→ **Problem description**: Within the records that follow, find every line containing the string "this". Copy those lines.

→ **Input material**:
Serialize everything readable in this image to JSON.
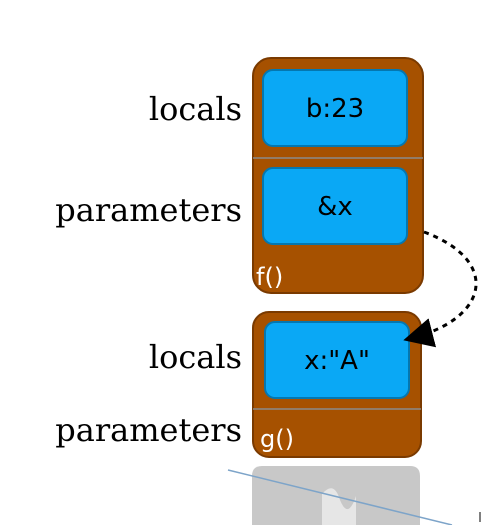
{
  "colors": {
    "frame": "#a65100",
    "frame_border": "#7a3a00",
    "cell": "#0aa8f5",
    "cell_border": "#0477b0",
    "divider": "#8a8a8a",
    "arrow": "#000000",
    "ghost_frame": "#c8c8c8"
  },
  "frames": [
    {
      "name": "f()",
      "locals_label": "locals",
      "locals_value": "b:23",
      "parameters_label": "parameters",
      "parameters_value": "&x"
    },
    {
      "name": "g()",
      "locals_label": "locals",
      "locals_value": "x:\"A\"",
      "parameters_label": "parameters"
    }
  ],
  "pointer": {
    "from": "f().parameters.&x",
    "to": "g().locals.x"
  }
}
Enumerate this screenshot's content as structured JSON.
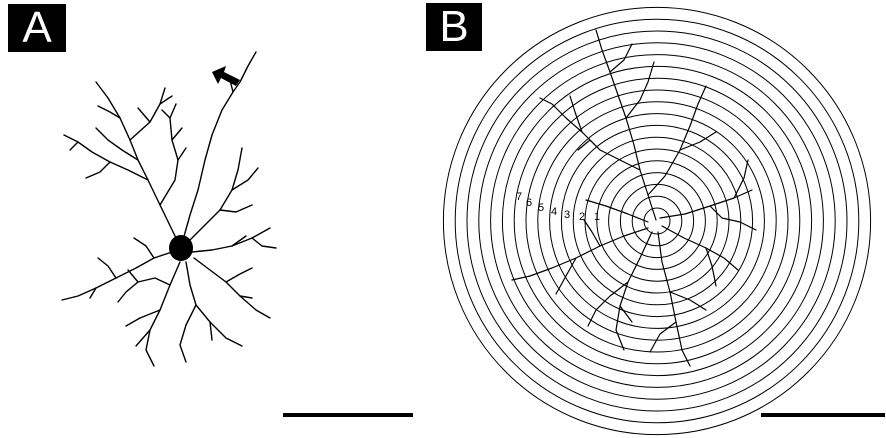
{
  "panels": [
    {
      "id": "a",
      "label": "A"
    },
    {
      "id": "b",
      "label": "B"
    }
  ],
  "ring_numbers": [
    "7",
    "6",
    "5",
    "4",
    "3",
    "2",
    "1"
  ],
  "sholl_ring_count": 18,
  "colors": {
    "ink": "#000000",
    "background": "#ffffff"
  }
}
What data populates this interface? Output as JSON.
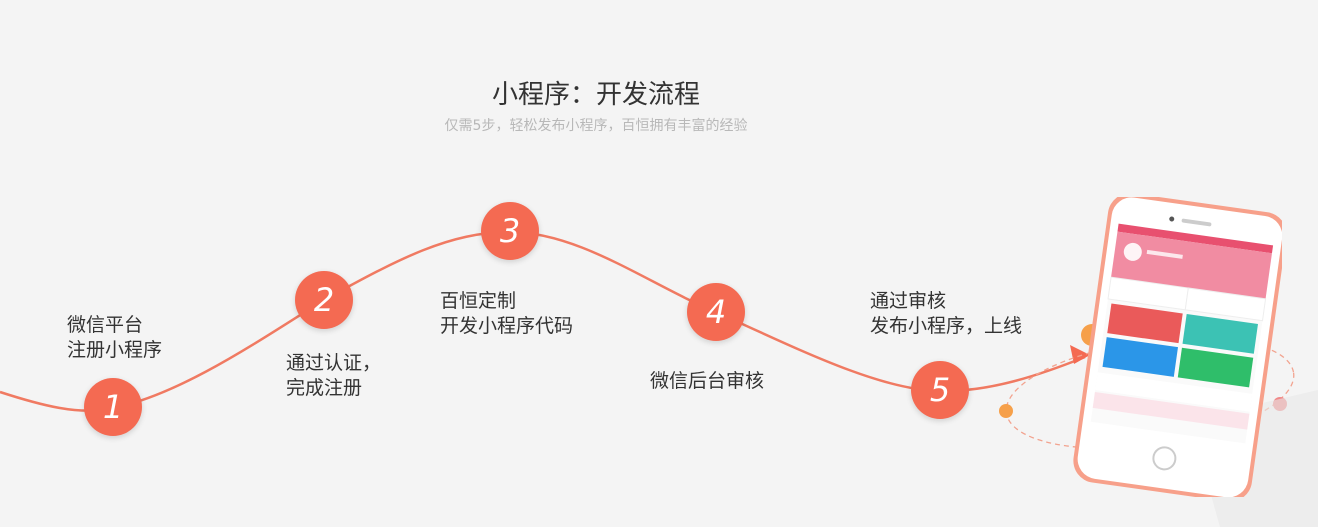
{
  "header": {
    "title": "小程序：开发流程",
    "subtitle": "仅需5步，轻松发布小程序，百恒拥有丰富的经验"
  },
  "steps": [
    {
      "number": "1",
      "line1": "微信平台",
      "line2": "注册小程序"
    },
    {
      "number": "2",
      "line1": "通过认证，",
      "line2": "完成注册"
    },
    {
      "number": "3",
      "line1": "百恒定制",
      "line2": "开发小程序代码"
    },
    {
      "number": "4",
      "line1": "微信后台审核",
      "line2": ""
    },
    {
      "number": "5",
      "line1": "通过审核",
      "line2": "发布小程序，上线"
    }
  ],
  "colors": {
    "accent": "#f46a52",
    "background": "#f4f4f4"
  }
}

→ **The response**:
Serialize everything readable in this image to JSON.
Enumerate this screenshot's content as structured JSON.
What data populates this interface? Output as JSON.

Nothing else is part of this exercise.